■ Written request ■
Where does the string "Main" appear in the records? Copy every line that contains it.

■ Supplied records ■
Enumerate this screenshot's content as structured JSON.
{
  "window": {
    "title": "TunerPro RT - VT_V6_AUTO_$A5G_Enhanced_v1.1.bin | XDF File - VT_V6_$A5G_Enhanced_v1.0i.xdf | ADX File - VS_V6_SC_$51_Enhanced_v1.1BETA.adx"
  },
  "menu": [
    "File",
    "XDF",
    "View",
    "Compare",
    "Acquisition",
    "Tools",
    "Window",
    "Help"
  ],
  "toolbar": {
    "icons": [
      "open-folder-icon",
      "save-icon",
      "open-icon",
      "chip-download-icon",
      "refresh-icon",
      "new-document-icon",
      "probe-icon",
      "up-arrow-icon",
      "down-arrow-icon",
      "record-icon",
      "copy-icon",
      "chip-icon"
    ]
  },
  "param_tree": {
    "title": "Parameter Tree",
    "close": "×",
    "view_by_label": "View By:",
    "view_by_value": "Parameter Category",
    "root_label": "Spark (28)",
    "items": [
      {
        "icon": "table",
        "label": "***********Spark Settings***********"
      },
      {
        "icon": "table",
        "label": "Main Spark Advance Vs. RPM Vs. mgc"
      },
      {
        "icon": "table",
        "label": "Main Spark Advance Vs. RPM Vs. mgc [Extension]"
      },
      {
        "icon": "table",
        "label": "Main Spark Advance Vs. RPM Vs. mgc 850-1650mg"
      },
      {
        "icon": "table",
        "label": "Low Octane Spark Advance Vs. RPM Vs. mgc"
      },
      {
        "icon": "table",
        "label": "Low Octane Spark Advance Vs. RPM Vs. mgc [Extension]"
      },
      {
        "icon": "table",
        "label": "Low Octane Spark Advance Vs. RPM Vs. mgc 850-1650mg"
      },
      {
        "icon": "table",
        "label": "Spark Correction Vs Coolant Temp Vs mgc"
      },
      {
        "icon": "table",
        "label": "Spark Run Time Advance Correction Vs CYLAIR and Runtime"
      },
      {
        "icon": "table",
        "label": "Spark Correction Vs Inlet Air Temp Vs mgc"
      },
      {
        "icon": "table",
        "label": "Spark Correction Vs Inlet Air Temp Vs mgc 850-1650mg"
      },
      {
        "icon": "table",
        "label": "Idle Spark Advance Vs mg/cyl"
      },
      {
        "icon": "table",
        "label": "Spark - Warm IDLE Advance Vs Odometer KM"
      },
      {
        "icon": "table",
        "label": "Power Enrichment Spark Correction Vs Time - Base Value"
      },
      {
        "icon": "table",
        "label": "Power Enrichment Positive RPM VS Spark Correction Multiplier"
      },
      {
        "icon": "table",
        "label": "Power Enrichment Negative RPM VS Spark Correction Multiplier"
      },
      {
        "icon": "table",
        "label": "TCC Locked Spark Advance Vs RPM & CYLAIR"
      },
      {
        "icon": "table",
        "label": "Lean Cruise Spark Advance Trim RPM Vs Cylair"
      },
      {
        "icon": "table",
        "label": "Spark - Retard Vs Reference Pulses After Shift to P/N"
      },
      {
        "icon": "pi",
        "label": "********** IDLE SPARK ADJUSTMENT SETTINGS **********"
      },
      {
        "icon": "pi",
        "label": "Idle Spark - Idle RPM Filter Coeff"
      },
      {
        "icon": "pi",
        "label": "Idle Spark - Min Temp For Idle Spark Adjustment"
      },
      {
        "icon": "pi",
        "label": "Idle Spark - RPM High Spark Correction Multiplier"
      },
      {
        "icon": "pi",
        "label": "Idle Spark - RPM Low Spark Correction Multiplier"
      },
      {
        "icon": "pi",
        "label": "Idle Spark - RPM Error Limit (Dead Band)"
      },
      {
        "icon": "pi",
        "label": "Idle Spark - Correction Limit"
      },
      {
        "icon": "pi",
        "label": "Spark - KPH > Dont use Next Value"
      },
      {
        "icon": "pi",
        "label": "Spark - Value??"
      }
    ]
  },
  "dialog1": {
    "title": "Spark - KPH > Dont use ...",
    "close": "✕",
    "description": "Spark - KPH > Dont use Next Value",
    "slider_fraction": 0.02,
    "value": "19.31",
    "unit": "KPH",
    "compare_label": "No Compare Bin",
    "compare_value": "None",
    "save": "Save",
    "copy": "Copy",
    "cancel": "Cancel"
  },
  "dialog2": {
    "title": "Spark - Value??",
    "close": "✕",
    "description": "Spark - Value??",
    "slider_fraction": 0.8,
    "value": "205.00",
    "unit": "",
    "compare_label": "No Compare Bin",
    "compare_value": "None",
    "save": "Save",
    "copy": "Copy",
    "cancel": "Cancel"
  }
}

■ Exercise result ■
        "label": "Main Spark Advance Vs. RPM Vs. mgc"
        "label": "Main Spark Advance Vs. RPM Vs. mgc [Extension]"
        "label": "Main Spark Advance Vs. RPM Vs. mgc 850-1650mg"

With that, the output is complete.